Job | Output every record word for word.

* start Data for the task *

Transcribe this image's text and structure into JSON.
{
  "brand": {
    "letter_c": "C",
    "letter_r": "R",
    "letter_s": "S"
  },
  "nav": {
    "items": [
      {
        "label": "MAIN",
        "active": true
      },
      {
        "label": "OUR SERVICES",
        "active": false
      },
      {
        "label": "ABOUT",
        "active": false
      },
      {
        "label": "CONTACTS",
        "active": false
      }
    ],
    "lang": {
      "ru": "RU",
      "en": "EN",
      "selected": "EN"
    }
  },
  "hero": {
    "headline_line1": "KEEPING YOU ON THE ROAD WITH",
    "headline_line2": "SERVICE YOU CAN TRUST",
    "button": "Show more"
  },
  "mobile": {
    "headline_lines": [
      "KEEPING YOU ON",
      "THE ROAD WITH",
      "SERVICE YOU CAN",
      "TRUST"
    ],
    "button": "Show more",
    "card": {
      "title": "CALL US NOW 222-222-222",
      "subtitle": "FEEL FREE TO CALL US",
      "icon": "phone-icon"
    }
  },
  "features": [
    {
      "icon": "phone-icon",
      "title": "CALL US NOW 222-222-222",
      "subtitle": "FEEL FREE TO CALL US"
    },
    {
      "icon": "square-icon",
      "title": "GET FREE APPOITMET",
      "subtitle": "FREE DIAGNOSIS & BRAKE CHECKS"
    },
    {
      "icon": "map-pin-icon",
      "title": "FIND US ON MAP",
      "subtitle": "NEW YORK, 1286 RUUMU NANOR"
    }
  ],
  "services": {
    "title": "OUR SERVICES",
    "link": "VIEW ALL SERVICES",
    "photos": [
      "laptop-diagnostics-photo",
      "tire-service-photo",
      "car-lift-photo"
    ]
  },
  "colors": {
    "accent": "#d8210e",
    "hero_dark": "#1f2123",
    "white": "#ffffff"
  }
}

* end Data for the task *

Result for this task |
Transcribe this image's text and structure into JSON.
{
  "brand": {
    "letter_c": "C",
    "letter_r": "R",
    "letter_s": "S"
  },
  "nav": {
    "items": [
      {
        "label": "MAIN",
        "active": true
      },
      {
        "label": "OUR SERVICES",
        "active": false
      },
      {
        "label": "ABOUT",
        "active": false
      },
      {
        "label": "CONTACTS",
        "active": false
      }
    ],
    "lang": {
      "ru": "RU",
      "en": "EN",
      "selected": "EN"
    }
  },
  "hero": {
    "headline_line1": "KEEPING YOU ON THE ROAD WITH",
    "headline_line2": "SERVICE YOU CAN TRUST",
    "button": "Show more"
  },
  "mobile": {
    "headline_lines": [
      "KEEPING YOU ON",
      "THE ROAD WITH",
      "SERVICE YOU CAN",
      "TRUST"
    ],
    "button": "Show more",
    "card": {
      "title": "CALL US NOW 222-222-222",
      "subtitle": "FEEL FREE TO CALL US",
      "icon": "phone-icon"
    }
  },
  "features": [
    {
      "icon": "phone-icon",
      "title": "CALL US NOW 222-222-222",
      "subtitle": "FEEL FREE TO CALL US"
    },
    {
      "icon": "square-icon",
      "title": "GET FREE APPOITMET",
      "subtitle": "FREE DIAGNOSIS & BRAKE CHECKS"
    },
    {
      "icon": "map-pin-icon",
      "title": "FIND US ON MAP",
      "subtitle": "NEW YORK, 1286 RUUMU NANOR"
    }
  ],
  "services": {
    "title": "OUR SERVICES",
    "link": "VIEW ALL SERVICES",
    "photos": [
      "laptop-diagnostics-photo",
      "tire-service-photo",
      "car-lift-photo"
    ]
  },
  "colors": {
    "accent": "#d8210e",
    "hero_dark": "#1f2123",
    "white": "#ffffff"
  }
}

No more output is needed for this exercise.